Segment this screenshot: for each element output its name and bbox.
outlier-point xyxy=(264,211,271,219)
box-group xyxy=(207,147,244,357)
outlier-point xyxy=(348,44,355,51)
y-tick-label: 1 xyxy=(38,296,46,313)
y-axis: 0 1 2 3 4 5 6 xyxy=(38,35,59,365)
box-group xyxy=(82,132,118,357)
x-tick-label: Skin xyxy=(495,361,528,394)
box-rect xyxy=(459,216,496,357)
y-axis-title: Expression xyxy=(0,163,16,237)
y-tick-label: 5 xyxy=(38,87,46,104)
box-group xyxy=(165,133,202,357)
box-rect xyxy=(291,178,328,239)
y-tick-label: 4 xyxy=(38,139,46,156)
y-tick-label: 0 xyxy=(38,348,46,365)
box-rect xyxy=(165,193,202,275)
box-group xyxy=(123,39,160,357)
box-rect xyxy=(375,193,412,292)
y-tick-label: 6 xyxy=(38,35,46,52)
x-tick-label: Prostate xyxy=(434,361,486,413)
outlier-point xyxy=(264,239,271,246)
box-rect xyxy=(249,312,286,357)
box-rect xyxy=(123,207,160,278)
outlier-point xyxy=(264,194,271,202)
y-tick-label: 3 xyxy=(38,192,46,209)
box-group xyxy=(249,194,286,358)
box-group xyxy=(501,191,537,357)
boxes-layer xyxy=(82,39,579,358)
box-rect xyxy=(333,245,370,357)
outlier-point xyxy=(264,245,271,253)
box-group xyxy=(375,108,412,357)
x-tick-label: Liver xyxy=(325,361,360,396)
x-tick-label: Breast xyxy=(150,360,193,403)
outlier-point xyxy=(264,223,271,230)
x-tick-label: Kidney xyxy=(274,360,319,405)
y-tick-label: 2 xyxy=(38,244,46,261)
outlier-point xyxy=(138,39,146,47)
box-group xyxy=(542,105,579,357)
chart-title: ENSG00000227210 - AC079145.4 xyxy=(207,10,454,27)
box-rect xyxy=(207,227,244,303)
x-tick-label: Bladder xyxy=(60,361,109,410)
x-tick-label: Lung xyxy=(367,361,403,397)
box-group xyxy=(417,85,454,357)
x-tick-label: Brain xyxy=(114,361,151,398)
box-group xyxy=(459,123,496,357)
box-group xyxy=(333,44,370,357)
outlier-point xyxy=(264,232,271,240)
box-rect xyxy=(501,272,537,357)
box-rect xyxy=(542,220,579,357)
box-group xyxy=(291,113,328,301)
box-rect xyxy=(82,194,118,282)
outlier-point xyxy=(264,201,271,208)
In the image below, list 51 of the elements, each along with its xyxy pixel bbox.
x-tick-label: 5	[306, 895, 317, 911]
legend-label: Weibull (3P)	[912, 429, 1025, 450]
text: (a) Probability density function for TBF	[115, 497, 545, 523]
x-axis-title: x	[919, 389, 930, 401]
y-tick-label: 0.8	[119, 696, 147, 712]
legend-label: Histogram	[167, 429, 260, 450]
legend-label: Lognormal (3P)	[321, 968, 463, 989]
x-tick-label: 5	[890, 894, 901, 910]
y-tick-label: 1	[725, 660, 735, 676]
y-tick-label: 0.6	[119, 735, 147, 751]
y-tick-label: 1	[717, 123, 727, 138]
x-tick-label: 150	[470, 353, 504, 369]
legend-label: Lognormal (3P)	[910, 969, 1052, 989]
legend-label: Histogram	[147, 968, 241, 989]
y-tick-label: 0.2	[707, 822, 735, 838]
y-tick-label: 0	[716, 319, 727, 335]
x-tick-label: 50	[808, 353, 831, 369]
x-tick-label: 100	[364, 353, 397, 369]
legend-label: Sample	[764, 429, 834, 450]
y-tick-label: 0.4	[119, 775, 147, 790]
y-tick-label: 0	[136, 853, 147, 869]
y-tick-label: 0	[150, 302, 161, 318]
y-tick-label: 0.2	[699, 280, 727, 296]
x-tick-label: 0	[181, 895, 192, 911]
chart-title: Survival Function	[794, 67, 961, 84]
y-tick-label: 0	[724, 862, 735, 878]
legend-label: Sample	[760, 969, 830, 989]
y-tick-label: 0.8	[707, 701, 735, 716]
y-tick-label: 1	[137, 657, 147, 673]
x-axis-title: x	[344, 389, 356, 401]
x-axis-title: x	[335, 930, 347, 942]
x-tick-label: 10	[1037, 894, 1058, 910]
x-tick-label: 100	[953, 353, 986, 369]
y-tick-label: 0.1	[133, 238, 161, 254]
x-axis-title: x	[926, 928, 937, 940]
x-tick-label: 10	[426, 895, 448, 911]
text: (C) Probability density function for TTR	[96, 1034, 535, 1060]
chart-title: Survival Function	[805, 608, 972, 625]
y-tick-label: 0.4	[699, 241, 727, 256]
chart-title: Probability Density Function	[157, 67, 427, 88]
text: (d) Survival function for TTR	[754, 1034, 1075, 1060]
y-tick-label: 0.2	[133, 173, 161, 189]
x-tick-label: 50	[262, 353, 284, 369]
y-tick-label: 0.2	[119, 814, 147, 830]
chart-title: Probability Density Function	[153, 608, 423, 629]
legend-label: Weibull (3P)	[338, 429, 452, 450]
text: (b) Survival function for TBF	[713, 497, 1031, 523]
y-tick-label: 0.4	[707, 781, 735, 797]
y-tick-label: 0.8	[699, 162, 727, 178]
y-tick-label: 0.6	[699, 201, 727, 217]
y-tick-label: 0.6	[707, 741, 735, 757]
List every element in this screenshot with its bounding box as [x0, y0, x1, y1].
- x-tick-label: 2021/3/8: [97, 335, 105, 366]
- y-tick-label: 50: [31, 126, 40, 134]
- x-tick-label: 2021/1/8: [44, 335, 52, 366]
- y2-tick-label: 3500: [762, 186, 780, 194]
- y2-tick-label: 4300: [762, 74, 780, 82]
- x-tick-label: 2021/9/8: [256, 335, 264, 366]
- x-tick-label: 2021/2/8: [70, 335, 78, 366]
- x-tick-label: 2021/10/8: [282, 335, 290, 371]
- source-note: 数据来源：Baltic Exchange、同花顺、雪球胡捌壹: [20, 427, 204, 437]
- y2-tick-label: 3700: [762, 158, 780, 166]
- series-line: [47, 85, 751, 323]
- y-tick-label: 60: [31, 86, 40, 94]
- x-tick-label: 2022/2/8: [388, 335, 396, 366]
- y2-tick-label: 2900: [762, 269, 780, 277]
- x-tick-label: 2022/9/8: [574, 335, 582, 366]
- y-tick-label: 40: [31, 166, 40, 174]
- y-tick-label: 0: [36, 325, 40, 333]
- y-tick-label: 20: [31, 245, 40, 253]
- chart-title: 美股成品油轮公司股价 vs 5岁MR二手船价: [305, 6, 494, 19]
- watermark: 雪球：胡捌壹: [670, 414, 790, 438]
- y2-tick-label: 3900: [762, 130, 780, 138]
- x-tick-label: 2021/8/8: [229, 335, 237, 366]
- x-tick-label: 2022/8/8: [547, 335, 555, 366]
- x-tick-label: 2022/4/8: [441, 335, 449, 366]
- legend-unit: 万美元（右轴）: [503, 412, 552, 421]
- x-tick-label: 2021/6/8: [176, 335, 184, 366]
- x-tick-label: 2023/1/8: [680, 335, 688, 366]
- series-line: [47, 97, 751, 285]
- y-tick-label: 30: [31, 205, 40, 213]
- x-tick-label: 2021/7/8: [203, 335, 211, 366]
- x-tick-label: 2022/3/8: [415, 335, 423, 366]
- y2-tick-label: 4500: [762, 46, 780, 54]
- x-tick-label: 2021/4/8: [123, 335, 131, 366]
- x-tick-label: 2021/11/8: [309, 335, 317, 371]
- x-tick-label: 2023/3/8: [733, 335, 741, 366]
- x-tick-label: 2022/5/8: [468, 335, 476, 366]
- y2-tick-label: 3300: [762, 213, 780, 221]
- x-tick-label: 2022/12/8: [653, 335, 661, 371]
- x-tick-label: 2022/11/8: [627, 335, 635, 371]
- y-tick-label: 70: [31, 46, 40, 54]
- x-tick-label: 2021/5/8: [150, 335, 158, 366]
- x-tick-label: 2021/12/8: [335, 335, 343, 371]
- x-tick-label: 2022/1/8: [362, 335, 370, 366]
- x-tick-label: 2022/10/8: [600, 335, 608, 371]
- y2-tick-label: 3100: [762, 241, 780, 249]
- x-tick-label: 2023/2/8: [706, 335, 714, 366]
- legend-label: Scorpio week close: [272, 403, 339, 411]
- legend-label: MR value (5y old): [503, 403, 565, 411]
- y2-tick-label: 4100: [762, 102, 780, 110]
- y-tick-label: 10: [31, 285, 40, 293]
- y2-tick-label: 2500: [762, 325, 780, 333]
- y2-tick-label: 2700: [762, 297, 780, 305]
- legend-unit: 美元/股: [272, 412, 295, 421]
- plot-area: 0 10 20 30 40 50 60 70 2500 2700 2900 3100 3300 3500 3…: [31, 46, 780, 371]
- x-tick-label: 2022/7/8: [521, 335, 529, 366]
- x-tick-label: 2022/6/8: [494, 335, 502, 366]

•••••

Pick out every line in the records above that contains the word "each", and copy those lines in full.

*Solution to the problem*
Segment this screenshot: for each element output its name and bbox.
In the image below, list 51 of the elements, each along with its xyxy pixel bbox.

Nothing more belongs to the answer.